> **Aim of the exercise**: Scan the data beneath this task and copy each line that includes "start".

> **Supplied information**:
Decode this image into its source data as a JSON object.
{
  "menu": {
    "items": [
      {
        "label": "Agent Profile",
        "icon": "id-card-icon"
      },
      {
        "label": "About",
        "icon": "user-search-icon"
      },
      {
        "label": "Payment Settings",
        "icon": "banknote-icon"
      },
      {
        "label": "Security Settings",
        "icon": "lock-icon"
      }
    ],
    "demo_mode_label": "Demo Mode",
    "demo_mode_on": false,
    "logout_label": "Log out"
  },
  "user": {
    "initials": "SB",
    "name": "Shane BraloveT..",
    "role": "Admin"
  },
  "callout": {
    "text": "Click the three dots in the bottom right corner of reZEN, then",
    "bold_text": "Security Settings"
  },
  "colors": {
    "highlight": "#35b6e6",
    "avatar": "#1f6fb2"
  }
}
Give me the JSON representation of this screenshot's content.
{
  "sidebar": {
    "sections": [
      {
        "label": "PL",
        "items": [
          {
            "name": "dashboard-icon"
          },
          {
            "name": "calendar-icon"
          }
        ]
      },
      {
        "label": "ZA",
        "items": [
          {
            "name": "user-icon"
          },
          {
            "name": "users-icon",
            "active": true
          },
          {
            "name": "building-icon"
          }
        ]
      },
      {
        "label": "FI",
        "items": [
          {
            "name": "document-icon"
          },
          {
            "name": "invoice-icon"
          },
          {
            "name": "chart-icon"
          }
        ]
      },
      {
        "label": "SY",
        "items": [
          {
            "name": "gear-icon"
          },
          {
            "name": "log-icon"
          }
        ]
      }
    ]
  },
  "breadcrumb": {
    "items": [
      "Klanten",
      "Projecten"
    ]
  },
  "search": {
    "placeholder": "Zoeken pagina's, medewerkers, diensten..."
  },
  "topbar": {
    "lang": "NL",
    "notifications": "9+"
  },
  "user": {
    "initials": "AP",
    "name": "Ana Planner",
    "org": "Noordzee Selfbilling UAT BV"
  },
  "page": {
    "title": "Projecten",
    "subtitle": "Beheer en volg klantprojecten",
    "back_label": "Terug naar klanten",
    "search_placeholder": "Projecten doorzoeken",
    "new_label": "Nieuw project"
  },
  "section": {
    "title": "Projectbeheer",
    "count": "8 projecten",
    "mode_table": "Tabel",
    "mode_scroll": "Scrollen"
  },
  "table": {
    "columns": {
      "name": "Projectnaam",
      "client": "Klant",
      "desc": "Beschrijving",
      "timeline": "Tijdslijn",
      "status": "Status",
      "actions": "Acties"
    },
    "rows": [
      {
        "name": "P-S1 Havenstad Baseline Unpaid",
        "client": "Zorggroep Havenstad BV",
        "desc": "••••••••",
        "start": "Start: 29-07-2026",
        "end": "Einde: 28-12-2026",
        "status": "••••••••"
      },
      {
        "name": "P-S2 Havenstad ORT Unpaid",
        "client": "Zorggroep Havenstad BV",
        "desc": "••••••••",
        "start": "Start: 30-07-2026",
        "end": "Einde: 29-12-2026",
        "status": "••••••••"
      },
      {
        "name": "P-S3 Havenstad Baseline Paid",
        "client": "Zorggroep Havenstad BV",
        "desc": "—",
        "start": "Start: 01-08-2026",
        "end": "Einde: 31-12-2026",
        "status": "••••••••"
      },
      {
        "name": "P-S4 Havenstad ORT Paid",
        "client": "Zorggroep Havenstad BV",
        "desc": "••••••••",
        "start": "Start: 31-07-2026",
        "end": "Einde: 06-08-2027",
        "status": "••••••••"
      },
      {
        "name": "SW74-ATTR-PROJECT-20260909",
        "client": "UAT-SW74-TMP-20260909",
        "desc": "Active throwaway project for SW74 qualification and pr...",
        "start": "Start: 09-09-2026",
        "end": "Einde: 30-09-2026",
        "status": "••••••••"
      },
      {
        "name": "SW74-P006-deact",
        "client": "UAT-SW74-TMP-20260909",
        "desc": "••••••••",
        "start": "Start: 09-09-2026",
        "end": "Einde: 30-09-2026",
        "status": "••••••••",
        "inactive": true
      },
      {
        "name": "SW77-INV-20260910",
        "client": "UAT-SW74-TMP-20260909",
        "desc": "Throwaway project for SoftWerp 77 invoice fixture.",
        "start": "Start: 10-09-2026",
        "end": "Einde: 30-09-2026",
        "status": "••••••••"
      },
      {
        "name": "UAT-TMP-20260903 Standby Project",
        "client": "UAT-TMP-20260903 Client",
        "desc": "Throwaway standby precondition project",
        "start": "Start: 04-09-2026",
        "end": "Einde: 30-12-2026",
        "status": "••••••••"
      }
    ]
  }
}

> **Task response**:
        "start": "Start: 29-07-2026",
        "start": "Start: 30-07-2026",
        "start": "Start: 01-08-2026",
        "start": "Start: 31-07-2026",
        "start": "Start: 09-09-2026",
        "start": "Start: 09-09-2026",
        "start": "Start: 10-09-2026",
        "start": "Start: 04-09-2026",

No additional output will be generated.